## Exercise:
Copy out the listing in full, exactly as written, but not its pictures.

■ ■ ■ ■ ■ ■ ■

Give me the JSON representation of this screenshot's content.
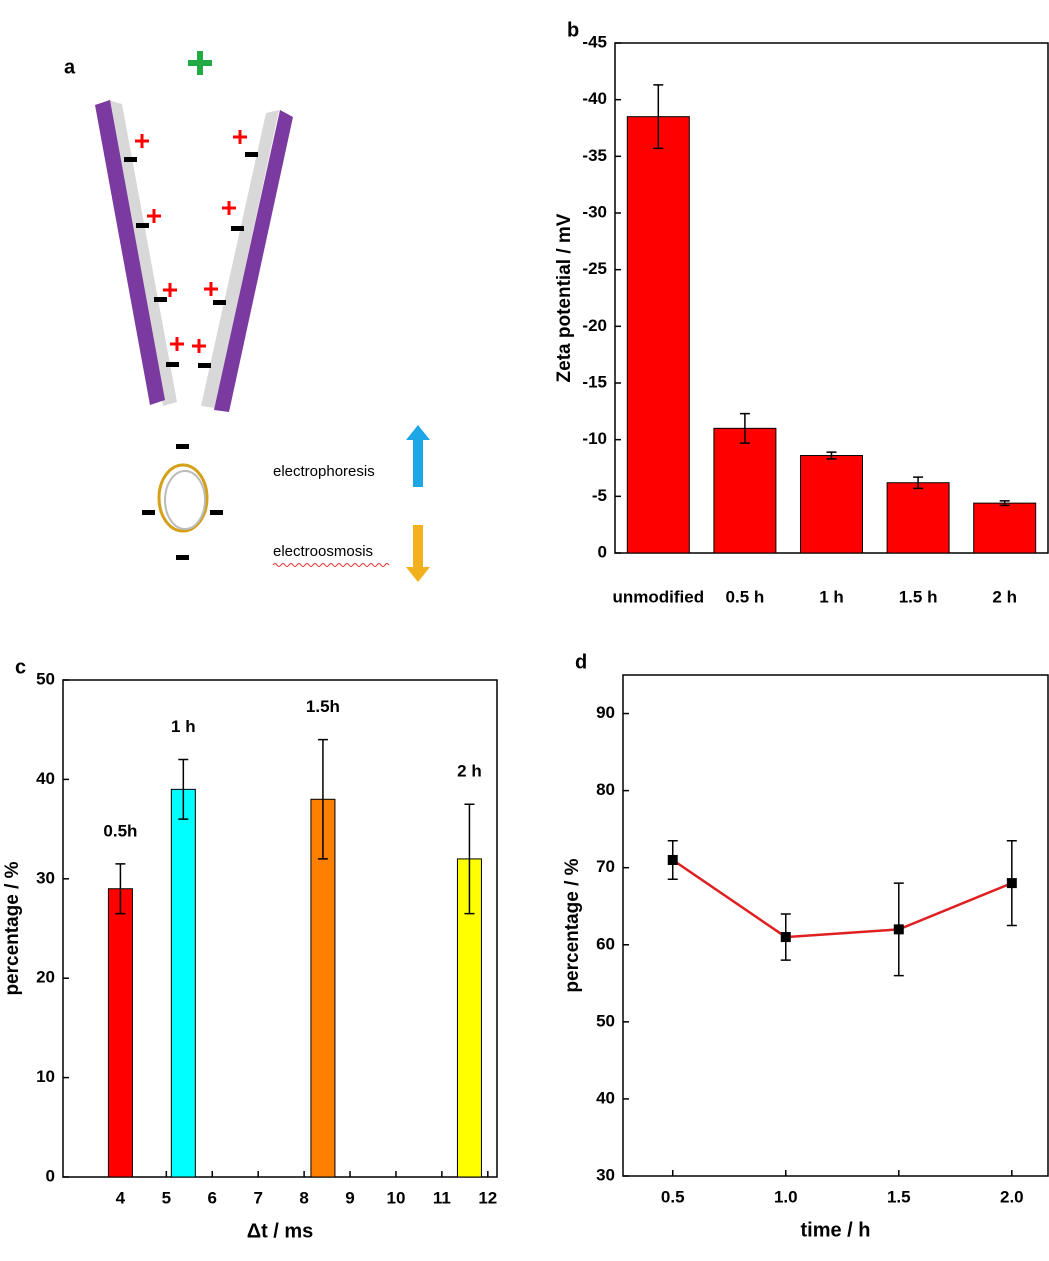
{
  "diagram": {
    "label": "a",
    "electrophoresis": "electrophoresis",
    "electroosmosis": "electroosmosis"
  },
  "chart_data": [
    {
      "type": "bar",
      "panel_label": "b",
      "y_label": "Zeta potential / mV",
      "categories": [
        "unmodified",
        "0.5 h",
        "1 h",
        "1.5 h",
        "2 h"
      ],
      "values": [
        -38.5,
        -11,
        -8.6,
        -6.2,
        -4.4
      ],
      "errors": [
        2.8,
        1.3,
        0.3,
        0.5,
        0.2
      ],
      "color": "#ff0000",
      "ylim": [
        0,
        -45
      ],
      "yticks": [
        0,
        -5,
        -10,
        -15,
        -20,
        -25,
        -30,
        -35,
        -40,
        -45
      ]
    },
    {
      "type": "bar",
      "panel_label": "c",
      "x_label": "Δt / ms",
      "y_label": "percentage / %",
      "x": [
        4,
        5.37,
        8.41,
        11.6
      ],
      "values": [
        29,
        39,
        38,
        32
      ],
      "errors": [
        2.5,
        3,
        6,
        5.5
      ],
      "labels": [
        "0.5h",
        "1 h",
        "1.5h",
        "2 h"
      ],
      "colors": [
        "#ff0000",
        "#00ffff",
        "#ff8000",
        "#ffff00"
      ],
      "xlim": [
        2.75,
        12.2
      ],
      "xticks": [
        4,
        5,
        6,
        7,
        8,
        9,
        10,
        11,
        12
      ],
      "ylim": [
        0,
        50
      ],
      "yticks": [
        0,
        10,
        20,
        30,
        40,
        50
      ]
    },
    {
      "type": "line",
      "panel_label": "d",
      "x_label": "time / h",
      "y_label": "percentage / %",
      "x": [
        0.5,
        1.0,
        1.5,
        2.0
      ],
      "values": [
        71,
        61,
        62,
        68
      ],
      "errors": [
        2.5,
        3,
        6,
        5.5
      ],
      "color": "#e02020",
      "marker_color": "#000000",
      "xlim": [
        0.28,
        2.16
      ],
      "xticks": [
        {
          "value": 0.5,
          "label": "0.5"
        },
        {
          "value": 1.0,
          "label": "1.0"
        },
        {
          "value": 1.5,
          "label": "1.5"
        },
        {
          "value": 2.0,
          "label": "2.0"
        }
      ],
      "ylim": [
        30,
        95
      ],
      "yticks": [
        30,
        40,
        50,
        60,
        70,
        80,
        90
      ]
    }
  ]
}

■ ■ ■ ■ ■ ■ ■

## Solution for this task:
Give me the JSON representation of this screenshot's content.
{
  "diagram": {
    "label": "a",
    "electrophoresis": "electrophoresis",
    "electroosmosis": "electroosmosis"
  },
  "chart_data": [
    {
      "type": "bar",
      "panel_label": "b",
      "y_label": "Zeta potential / mV",
      "categories": [
        "unmodified",
        "0.5 h",
        "1 h",
        "1.5 h",
        "2 h"
      ],
      "values": [
        -38.5,
        -11,
        -8.6,
        -6.2,
        -4.4
      ],
      "errors": [
        2.8,
        1.3,
        0.3,
        0.5,
        0.2
      ],
      "color": "#ff0000",
      "ylim": [
        0,
        -45
      ],
      "yticks": [
        0,
        -5,
        -10,
        -15,
        -20,
        -25,
        -30,
        -35,
        -40,
        -45
      ]
    },
    {
      "type": "bar",
      "panel_label": "c",
      "x_label": "Δt / ms",
      "y_label": "percentage / %",
      "x": [
        4,
        5.37,
        8.41,
        11.6
      ],
      "values": [
        29,
        39,
        38,
        32
      ],
      "errors": [
        2.5,
        3,
        6,
        5.5
      ],
      "labels": [
        "0.5h",
        "1 h",
        "1.5h",
        "2 h"
      ],
      "colors": [
        "#ff0000",
        "#00ffff",
        "#ff8000",
        "#ffff00"
      ],
      "xlim": [
        2.75,
        12.2
      ],
      "xticks": [
        4,
        5,
        6,
        7,
        8,
        9,
        10,
        11,
        12
      ],
      "ylim": [
        0,
        50
      ],
      "yticks": [
        0,
        10,
        20,
        30,
        40,
        50
      ]
    },
    {
      "type": "line",
      "panel_label": "d",
      "x_label": "time / h",
      "y_label": "percentage / %",
      "x": [
        0.5,
        1.0,
        1.5,
        2.0
      ],
      "values": [
        71,
        61,
        62,
        68
      ],
      "errors": [
        2.5,
        3,
        6,
        5.5
      ],
      "color": "#e02020",
      "marker_color": "#000000",
      "xlim": [
        0.28,
        2.16
      ],
      "xticks": [
        {
          "value": 0.5,
          "label": "0.5"
        },
        {
          "value": 1.0,
          "label": "1.0"
        },
        {
          "value": 1.5,
          "label": "1.5"
        },
        {
          "value": 2.0,
          "label": "2.0"
        }
      ],
      "ylim": [
        30,
        95
      ],
      "yticks": [
        30,
        40,
        50,
        60,
        70,
        80,
        90
      ]
    }
  ]
}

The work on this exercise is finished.